▶ **Exercise directions**:
In your copy, repeat the records exactly and leave out the pictures.

[Data records]
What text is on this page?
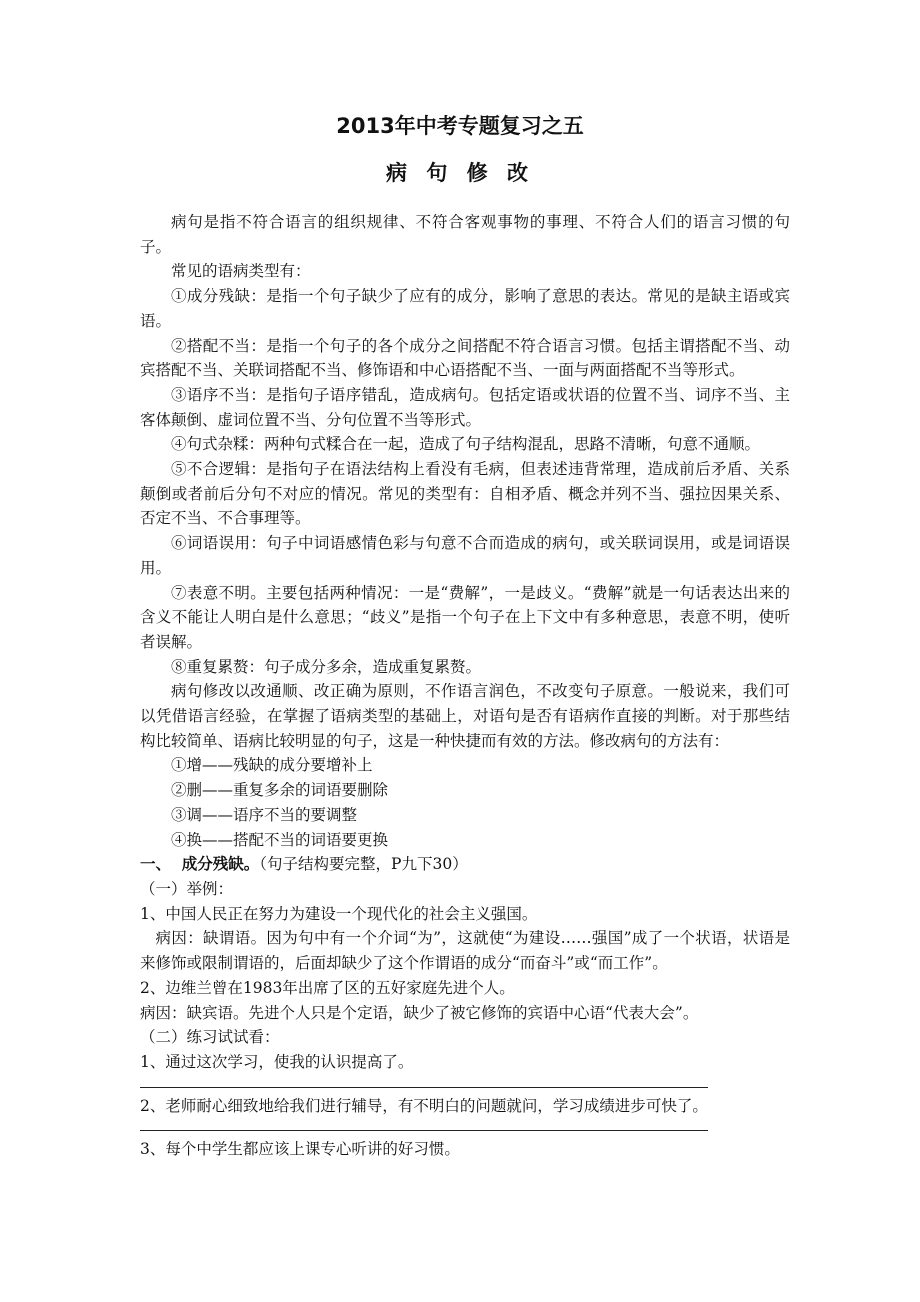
2013年中考专题复习之五
病 句 修 改

病句是指不符合语言的组织规律、不符合客观事物的事理、不符合人们的语言习惯的句子。

常见的语病类型有：

①成分残缺：是指一个句子缺少了应有的成分，影响了意思的表达。常见的是缺主语或宾语。

②搭配不当：是指一个句子的各个成分之间搭配不符合语言习惯。包括主谓搭配不当、动宾搭配不当、关联词搭配不当、修饰语和中心语搭配不当、一面与两面搭配不当等形式。

③语序不当：是指句子语序错乱，造成病句。包括定语或状语的位置不当、词序不当、主客体颠倒、虚词位置不当、分句位置不当等形式。

④句式杂糅：两种句式糅合在一起，造成了句子结构混乱，思路不清晰，句意不通顺。

⑤不合逻辑：是指句子在语法结构上看没有毛病，但表述违背常理，造成前后矛盾、关系颠倒或者前后分句不对应的情况。常见的类型有：自相矛盾、概念并列不当、强拉因果关系、否定不当、不合事理等。

⑥词语误用：句子中词语感情色彩与句意不合而造成的病句，或关联词误用，或是词语误用。

⑦表意不明。主要包括两种情况：一是“费解”，一是歧义。“费解”就是一句话表达出来的含义不能让人明白是什么意思；“歧义”是指一个句子在上下文中有多种意思，表意不明，使听者误解。

⑧重复累赘：句子成分多余，造成重复累赘。

病句修改以改通顺、改正确为原则，不作语言润色，不改变句子原意。一般说来，我们可以凭借语言经验，在掌握了语病类型的基础上，对语句是否有语病作直接的判断。对于那些结构比较简单、语病比较明显的句子，这是一种快捷而有效的方法。修改病句的方法有：

①增——残缺的成分要增补上

②删——重复多余的词语要删除

③调——语序不当的要调整

④换——搭配不当的词语要更换

一、  成分残缺。（句子结构要完整，P九下30）

（一）举例：

1、中国人民正在努力为建设一个现代化的社会主义强国。

病因：缺谓语。因为句中有一个介词“为”，这就使“为建设……强国”成了一个状语，状语是来修饰或限制谓语的，后面却缺少了这个作谓语的成分“而奋斗”或“而工作”。

2、边维兰曾在1983年出席了区的五好家庭先进个人。

病因：缺宾语。先进个人只是个定语，缺少了被它修饰的宾语中心语“代表大会”。

（二）练习试试看：

1、通过这次学习，使我的认识提高了。

2、老师耐心细致地给我们进行辅导，有不明白的问题就问，学习成绩进步可快了。

3、每个中学生都应该上课专心听讲的好习惯。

▶ **Exercise result**:
What text is on this page?
2013年中考专题复习之五
病 句 修 改

病句是指不符合语言的组织规律、不符合客观事物的事理、不符合人们的语言习惯的句子。

常见的语病类型有：

①成分残缺：是指一个句子缺少了应有的成分，影响了意思的表达。常见的是缺主语或宾语。

②搭配不当：是指一个句子的各个成分之间搭配不符合语言习惯。包括主谓搭配不当、动宾搭配不当、关联词搭配不当、修饰语和中心语搭配不当、一面与两面搭配不当等形式。

③语序不当：是指句子语序错乱，造成病句。包括定语或状语的位置不当、词序不当、主客体颠倒、虚词位置不当、分句位置不当等形式。

④句式杂糅：两种句式糅合在一起，造成了句子结构混乱，思路不清晰，句意不通顺。

⑤不合逻辑：是指句子在语法结构上看没有毛病，但表述违背常理，造成前后矛盾、关系颠倒或者前后分句不对应的情况。常见的类型有：自相矛盾、概念并列不当、强拉因果关系、否定不当、不合事理等。

⑥词语误用：句子中词语感情色彩与句意不合而造成的病句，或关联词误用，或是词语误用。

⑦表意不明。主要包括两种情况：一是“费解”，一是歧义。“费解”就是一句话表达出来的含义不能让人明白是什么意思；“歧义”是指一个句子在上下文中有多种意思，表意不明，使听者误解。

⑧重复累赘：句子成分多余，造成重复累赘。

病句修改以改通顺、改正确为原则，不作语言润色，不改变句子原意。一般说来，我们可以凭借语言经验，在掌握了语病类型的基础上，对语句是否有语病作直接的判断。对于那些结构比较简单、语病比较明显的句子，这是一种快捷而有效的方法。修改病句的方法有：

①增——残缺的成分要增补上

②删——重复多余的词语要删除

③调——语序不当的要调整

④换——搭配不当的词语要更换

一、  成分残缺。（句子结构要完整，P九下30）

（一）举例：

1、中国人民正在努力为建设一个现代化的社会主义强国。

病因：缺谓语。因为句中有一个介词“为”，这就使“为建设……强国”成了一个状语，状语是来修饰或限制谓语的，后面却缺少了这个作谓语的成分“而奋斗”或“而工作”。

2、边维兰曾在1983年出席了区的五好家庭先进个人。

病因：缺宾语。先进个人只是个定语，缺少了被它修饰的宾语中心语“代表大会”。

（二）练习试试看：

1、通过这次学习，使我的认识提高了。

2、老师耐心细致地给我们进行辅导，有不明白的问题就问，学习成绩进步可快了。

3、每个中学生都应该上课专心听讲的好习惯。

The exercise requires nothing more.